(Data entries)
━━━━━━━━━━━━━━━━━━━━━━━━━━━━━━

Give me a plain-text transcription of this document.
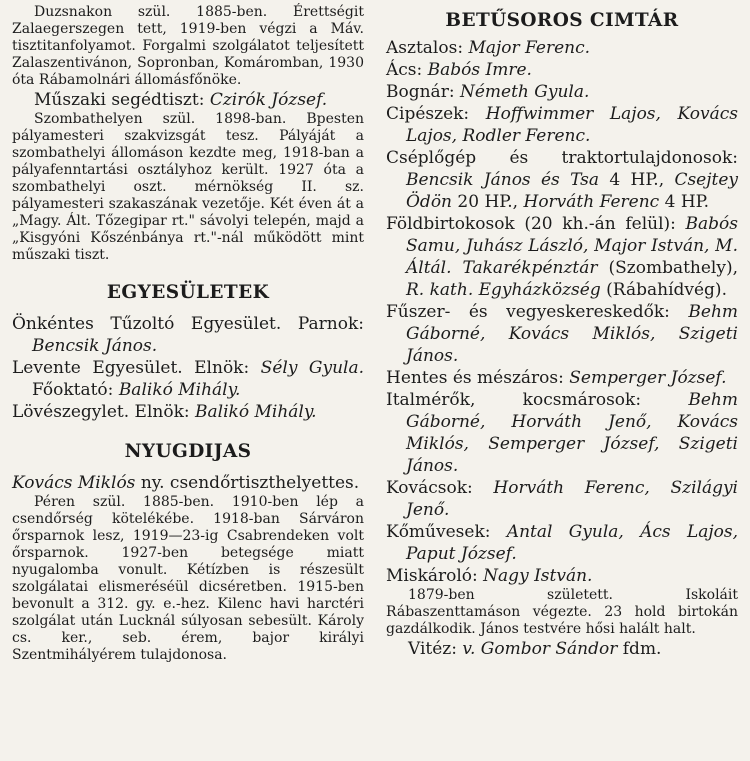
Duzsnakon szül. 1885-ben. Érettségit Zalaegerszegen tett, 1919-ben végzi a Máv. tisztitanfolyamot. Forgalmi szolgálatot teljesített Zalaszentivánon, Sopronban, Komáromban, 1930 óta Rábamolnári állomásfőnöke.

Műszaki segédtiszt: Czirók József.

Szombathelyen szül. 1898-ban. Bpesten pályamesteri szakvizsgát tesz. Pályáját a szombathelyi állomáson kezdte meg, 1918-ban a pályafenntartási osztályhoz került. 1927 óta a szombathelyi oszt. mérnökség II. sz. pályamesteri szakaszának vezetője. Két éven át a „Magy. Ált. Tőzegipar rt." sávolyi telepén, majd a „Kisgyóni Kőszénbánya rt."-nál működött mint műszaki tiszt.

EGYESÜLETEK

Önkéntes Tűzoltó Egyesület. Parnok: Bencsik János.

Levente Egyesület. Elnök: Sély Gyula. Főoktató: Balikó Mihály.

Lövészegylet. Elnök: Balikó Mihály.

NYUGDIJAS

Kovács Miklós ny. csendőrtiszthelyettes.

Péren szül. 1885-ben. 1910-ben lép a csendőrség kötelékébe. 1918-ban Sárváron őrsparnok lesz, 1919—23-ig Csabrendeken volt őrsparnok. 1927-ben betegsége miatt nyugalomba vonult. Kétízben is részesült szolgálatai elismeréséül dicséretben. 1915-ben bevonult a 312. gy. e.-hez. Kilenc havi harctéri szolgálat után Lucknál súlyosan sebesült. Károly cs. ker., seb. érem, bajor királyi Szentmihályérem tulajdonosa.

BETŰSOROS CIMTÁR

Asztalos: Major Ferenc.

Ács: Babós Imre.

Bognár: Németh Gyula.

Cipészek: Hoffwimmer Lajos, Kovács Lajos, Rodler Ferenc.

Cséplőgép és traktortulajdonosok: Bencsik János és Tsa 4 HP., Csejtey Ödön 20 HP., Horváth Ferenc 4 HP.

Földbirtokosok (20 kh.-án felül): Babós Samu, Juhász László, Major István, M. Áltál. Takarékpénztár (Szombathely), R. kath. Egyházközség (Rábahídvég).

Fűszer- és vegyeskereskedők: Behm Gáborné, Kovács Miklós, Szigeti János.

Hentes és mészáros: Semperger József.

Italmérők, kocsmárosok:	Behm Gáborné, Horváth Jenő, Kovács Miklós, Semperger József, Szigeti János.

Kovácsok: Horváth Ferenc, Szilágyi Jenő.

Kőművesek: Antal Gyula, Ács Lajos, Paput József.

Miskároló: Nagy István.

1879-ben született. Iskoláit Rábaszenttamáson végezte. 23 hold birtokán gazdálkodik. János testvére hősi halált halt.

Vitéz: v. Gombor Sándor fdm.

━━━━━━━━━━━━━━━━━━━━━━━━━━━━━━

Report the number of lines in the listing where the string "Babós" appears, and nothing besides.

▶ _Output for this task_
2